Work required |
In the records below, find each line containing the word "name" and copy it.

Input |

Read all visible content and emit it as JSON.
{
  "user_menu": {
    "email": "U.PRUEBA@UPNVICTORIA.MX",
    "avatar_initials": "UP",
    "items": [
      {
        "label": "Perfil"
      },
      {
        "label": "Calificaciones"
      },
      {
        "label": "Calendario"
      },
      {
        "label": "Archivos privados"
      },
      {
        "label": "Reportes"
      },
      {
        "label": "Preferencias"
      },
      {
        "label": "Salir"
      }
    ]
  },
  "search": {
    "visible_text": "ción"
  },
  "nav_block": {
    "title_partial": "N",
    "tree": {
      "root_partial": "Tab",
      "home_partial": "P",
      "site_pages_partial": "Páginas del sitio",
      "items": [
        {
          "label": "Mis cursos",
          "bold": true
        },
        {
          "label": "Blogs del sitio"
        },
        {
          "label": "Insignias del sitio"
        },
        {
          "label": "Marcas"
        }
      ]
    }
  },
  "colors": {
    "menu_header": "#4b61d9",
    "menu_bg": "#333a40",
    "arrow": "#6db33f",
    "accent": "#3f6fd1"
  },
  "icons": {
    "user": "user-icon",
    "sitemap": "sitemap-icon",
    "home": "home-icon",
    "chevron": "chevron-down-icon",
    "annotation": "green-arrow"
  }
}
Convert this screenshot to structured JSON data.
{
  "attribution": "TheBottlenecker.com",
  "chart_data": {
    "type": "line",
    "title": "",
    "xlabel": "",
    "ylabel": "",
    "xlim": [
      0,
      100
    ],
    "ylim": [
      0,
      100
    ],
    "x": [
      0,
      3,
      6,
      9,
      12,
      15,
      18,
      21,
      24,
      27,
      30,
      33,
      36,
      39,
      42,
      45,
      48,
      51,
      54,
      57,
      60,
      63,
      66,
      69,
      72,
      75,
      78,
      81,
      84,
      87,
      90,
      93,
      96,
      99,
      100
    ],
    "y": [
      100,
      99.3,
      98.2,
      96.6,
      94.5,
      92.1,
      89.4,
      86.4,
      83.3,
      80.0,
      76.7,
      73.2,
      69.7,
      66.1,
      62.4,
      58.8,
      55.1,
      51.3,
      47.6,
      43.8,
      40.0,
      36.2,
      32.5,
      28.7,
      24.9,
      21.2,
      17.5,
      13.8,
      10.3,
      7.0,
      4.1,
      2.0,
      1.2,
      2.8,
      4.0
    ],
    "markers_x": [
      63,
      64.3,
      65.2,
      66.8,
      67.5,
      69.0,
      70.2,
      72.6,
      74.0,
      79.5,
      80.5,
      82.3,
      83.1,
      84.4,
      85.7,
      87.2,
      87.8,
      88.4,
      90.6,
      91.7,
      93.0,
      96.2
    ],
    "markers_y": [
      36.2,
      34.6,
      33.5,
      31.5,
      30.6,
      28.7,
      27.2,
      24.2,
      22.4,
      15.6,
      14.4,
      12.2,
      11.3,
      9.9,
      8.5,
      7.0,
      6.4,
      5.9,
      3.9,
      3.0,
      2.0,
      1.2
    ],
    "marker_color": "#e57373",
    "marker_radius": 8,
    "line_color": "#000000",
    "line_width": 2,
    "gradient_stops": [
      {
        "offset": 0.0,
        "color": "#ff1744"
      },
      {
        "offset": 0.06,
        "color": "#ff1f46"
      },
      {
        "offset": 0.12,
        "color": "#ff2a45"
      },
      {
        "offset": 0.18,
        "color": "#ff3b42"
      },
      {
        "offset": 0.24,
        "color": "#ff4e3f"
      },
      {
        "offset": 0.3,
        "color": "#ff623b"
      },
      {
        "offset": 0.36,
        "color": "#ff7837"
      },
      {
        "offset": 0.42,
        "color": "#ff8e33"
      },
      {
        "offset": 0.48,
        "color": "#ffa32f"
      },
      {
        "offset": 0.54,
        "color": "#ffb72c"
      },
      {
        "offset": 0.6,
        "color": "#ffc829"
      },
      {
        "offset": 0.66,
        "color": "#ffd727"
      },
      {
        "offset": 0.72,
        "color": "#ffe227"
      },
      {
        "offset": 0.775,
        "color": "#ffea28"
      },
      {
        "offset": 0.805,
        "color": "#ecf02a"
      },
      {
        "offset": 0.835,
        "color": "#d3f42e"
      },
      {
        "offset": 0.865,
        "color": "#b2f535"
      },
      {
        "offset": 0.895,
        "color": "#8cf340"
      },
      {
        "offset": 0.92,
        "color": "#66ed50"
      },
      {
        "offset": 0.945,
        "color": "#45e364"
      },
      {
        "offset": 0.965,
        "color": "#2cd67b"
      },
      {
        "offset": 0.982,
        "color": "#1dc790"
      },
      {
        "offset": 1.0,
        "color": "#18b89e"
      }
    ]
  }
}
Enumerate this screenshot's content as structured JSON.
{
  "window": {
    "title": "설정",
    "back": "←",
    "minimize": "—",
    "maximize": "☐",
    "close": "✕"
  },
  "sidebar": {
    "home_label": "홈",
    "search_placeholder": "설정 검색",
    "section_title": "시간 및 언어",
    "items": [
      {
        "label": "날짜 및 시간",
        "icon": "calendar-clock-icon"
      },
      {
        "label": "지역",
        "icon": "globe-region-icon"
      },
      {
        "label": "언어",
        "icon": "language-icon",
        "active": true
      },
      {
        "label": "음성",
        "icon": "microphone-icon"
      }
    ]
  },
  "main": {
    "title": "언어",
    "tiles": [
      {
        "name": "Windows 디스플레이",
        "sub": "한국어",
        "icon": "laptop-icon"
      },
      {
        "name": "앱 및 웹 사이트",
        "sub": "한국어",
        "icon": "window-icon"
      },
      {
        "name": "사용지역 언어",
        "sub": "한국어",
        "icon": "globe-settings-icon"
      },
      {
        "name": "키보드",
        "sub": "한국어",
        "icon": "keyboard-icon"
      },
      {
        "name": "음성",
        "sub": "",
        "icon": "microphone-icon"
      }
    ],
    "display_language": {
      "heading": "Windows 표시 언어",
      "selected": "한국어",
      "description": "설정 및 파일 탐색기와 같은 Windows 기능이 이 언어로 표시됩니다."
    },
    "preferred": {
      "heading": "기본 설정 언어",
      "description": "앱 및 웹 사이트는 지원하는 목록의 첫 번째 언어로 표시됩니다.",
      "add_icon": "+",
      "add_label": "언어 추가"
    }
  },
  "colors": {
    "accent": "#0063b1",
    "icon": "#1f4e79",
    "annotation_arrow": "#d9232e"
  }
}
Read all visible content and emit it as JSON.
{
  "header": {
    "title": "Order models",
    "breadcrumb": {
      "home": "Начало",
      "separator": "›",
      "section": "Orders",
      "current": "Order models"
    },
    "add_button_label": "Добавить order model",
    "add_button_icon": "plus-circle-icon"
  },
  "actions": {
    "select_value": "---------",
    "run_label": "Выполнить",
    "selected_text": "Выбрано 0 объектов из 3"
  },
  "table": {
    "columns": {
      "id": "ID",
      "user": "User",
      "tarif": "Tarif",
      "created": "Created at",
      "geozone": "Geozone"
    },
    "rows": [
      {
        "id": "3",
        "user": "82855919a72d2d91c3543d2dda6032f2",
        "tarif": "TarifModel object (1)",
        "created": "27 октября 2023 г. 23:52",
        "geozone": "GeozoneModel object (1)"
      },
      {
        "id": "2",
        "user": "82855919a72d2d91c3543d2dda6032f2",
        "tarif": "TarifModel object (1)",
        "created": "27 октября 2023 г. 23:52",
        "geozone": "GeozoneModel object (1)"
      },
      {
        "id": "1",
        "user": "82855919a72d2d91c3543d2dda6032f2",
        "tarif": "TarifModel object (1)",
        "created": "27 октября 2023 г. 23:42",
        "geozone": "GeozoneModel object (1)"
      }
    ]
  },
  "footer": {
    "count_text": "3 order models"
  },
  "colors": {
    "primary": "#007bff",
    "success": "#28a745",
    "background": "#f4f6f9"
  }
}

Response to the exercise |
        "name": "Windows 디스플레이",
        "name": "앱 및 웹 사이트",
        "name": "사용지역 언어",
        "name": "키보드",
        "name": "음성",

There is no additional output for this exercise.